:: WHAT THE TASK REQUIRES ::
Each line of the listing that contains the word "Response" is to be copied.

(Data items)
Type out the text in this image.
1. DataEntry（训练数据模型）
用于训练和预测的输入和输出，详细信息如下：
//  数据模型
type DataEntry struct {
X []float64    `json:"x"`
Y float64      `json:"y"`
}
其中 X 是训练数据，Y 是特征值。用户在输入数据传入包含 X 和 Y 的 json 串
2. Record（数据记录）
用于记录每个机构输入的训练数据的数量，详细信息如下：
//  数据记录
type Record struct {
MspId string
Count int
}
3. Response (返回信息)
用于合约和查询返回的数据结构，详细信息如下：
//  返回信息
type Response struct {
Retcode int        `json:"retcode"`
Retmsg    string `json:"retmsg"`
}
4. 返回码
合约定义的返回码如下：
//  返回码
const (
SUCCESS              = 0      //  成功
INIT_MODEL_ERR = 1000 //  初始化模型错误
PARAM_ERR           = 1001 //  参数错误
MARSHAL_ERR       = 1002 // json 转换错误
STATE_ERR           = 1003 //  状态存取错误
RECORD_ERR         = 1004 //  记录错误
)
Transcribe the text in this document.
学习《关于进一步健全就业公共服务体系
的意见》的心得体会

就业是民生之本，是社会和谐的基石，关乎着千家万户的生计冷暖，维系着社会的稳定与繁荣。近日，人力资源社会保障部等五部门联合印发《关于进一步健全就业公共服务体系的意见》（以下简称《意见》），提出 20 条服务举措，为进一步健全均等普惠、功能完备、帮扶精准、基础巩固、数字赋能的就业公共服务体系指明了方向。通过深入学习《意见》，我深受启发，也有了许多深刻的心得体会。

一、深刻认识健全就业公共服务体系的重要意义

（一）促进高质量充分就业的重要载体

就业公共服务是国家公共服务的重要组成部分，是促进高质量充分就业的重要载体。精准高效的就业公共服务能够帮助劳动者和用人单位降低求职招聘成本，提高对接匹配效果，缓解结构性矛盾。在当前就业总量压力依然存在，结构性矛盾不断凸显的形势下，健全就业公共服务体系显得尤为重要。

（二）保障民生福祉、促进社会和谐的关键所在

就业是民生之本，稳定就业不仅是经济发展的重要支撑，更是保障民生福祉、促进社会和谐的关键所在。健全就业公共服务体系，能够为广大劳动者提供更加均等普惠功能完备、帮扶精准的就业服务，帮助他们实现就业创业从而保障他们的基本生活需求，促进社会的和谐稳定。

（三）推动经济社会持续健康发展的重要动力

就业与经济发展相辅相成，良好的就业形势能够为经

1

:: OUTPUT BELOW ::
3. Response (返回信息)
type Response struct {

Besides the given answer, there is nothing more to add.